Dataset excerpt

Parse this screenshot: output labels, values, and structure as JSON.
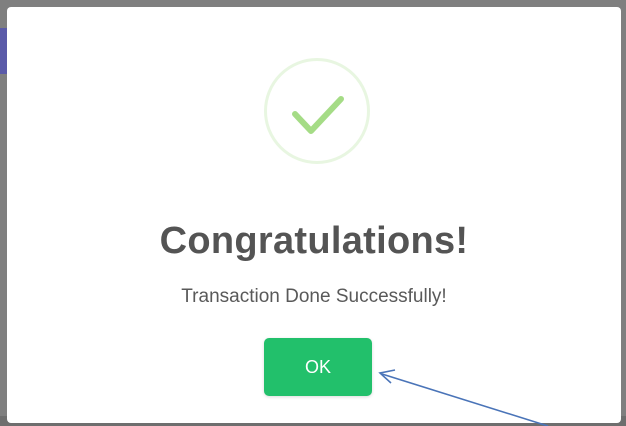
{
  "dialog": {
    "icon": "checkmark-icon",
    "title": "Congratulations!",
    "message": "Transaction Done Successfully!",
    "ok_label": "OK"
  },
  "colors": {
    "success_green": "#22c06b",
    "check_green": "#a5dc86",
    "annotation_arrow": "#4a74b8"
  }
}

#### [WORK TO DO]
Restate the listing above word for word, and skip the pictures.

#### [RESPONSE TO THIS TASK]
Parse this screenshot: output labels, values, and structure as JSON.
{
  "dialog": {
    "icon": "checkmark-icon",
    "title": "Congratulations!",
    "message": "Transaction Done Successfully!",
    "ok_label": "OK"
  },
  "colors": {
    "success_green": "#22c06b",
    "check_green": "#a5dc86",
    "annotation_arrow": "#4a74b8"
  }
}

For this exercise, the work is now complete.